▸ **TEXTO DE LECTURA**:

Figuración y surrealismo en la pintura de Juan Béjar

ENRIQUE  CASTAÑOS  ALÉS

Pintor de vocación temprana, dotado con notables aptitudes para el dibujo y con una formación exclusivamente autodidacta, cimentada en la concienzuda observación directa y en el estudio de los grandes maestros europeos de la época clásica, Juan Fernández Béjar (Málaga, 1946) nunca ha ocultado una íntima preferencia, no siempre visible pero sí latente en su producción al menos hasta finales de los sesenta, por algunos de los aspectos más genuinos de la tradición pictórica de la escuela española, sobre todo esa inclinación por lo dramático que tanto gustaba a los más conspicuos representantes de la llamada generación del 98   —y que ya fuera reivindicada e inventariada, a la par que lo atávico y truculento, por el pintor Darío de Regoyos y el poeta belga Emilio Verhaeren en el libro La España negra, publicado en 1899 a modo de crónica del viaje realizado por ambos en 1888 por diversos lugares de España, inmediato antecedente del espíritu pesimista y de la hipersensibilidad estética de los autores del 98—, aunque en Béjar se verá atemperada a medida que se haga más preciso su conocimiento del lenguaje y las aportaciones de la vanguardia histórica, significativamente, sin embargo, sintetizada para él en el expresionismo y en determinados rasgos del movimiento surrealista, en concreto aquellos que exploran el lado más siniestro e inquietante de la vida.

Durante el decenio de los sesenta la pintura de Béjar se caracteriza, en líneas generales, por la recepción, de una parte, de la influencia impresionista, muy evidente en el toque y en el modo de aplicar la pincelada, y, de otra, de la que recoge del expresionismo, si bien ambas se entreveran de manera peculiar con la que recibe de Zuloaga, artista preferido de los escritores del 98, según puede comprobarse en su espléndido Retrato del pintor José Garcés (1968), que nos recuerda el porte monumental y los tonos sombríos de algunos personajes del guipuzcoano, como es el caso del famoso Campesino del Museo Reina Sofía de Madrid. La etapa puede darse por terminada a finales del decenio, aunque el cuadro que definitivamente la concluye es el Retrato de Mari Carmen (1972), singularizado por el generoso espacio vacío que hay a la izquierda de la composición, haciendo las veces de fondo neutro e indeterminado al estilo de los de Velázquez y Goya, y los tonos apagados de la figura, más cercana a la estética expresionista que a la impresionista.

▸ **DATOS EXTRAÍDOS**:
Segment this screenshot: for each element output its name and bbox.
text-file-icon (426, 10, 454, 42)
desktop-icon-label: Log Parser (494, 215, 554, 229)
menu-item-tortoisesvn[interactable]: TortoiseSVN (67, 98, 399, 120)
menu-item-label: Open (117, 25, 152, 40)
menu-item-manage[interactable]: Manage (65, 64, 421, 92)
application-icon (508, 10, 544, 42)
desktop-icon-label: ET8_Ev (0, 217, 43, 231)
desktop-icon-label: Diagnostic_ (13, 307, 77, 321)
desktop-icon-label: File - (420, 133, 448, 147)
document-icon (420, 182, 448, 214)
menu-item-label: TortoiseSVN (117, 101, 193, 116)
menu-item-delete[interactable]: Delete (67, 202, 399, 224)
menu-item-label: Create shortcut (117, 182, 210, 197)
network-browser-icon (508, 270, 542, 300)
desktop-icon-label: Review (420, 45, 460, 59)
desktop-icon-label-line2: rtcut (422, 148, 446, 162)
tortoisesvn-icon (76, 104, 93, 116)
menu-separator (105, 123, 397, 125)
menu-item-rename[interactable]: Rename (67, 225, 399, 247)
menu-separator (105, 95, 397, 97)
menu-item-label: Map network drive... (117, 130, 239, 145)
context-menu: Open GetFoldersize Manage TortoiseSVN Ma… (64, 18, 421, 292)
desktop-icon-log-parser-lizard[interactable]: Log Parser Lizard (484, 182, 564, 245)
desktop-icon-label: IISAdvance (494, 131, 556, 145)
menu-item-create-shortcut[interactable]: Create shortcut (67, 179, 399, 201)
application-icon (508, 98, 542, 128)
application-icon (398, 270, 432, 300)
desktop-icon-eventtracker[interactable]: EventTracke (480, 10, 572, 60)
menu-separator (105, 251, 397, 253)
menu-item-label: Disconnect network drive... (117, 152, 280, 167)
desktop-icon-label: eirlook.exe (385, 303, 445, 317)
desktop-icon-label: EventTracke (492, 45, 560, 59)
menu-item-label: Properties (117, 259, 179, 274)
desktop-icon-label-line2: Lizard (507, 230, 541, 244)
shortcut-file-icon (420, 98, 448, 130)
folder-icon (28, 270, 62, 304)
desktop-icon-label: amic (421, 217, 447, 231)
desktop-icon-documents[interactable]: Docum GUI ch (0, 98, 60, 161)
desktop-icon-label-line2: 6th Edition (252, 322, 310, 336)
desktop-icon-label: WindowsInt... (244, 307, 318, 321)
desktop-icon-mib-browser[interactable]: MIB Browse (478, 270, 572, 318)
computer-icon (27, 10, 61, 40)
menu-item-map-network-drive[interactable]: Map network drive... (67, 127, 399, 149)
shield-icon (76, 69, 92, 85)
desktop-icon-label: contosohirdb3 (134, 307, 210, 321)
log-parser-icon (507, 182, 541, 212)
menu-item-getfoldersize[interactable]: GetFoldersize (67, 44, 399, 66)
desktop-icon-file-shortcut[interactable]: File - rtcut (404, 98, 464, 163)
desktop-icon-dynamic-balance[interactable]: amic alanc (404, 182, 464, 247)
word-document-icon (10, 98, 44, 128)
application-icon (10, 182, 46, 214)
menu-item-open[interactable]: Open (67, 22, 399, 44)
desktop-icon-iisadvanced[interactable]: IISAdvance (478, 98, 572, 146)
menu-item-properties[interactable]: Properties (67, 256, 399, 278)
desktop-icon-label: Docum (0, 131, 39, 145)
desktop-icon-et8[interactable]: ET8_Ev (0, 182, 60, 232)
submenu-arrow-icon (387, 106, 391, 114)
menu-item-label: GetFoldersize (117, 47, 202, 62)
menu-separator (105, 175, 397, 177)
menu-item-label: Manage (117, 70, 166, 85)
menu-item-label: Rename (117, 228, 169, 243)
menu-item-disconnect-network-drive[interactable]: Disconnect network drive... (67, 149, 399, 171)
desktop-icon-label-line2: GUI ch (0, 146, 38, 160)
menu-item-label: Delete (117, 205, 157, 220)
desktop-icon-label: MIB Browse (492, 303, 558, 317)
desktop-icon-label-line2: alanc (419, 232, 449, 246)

▸ **INSTRUCCIONES**:
1. Indica si cada afirmación coincide o no con el texto sobre Juan Béjar y cita las palabras que lo deciden: (a) Béjar aprendió a pintar en una academia de bellas artes; (b) el libro La España negra salió publicado en 1899; (c) en el Retrato de Mari Carmen la figura está más cerca de la estética impresionista que de la expresionista.
2. Enumera todos los cuadros que el texto sobre Juan Béjar menciona por su título.

▸ **RESPUESTAS**:
1.
(a) No: "con una formación exclusivamente autodidacta".
(b) Sí: "publicado en 1899".
(c) No: "más cercana a la estética expresionista que a la impresionista".

2.
- Retrato del pintor José Garcés
- Campesino
- Retrato de Mari Carmen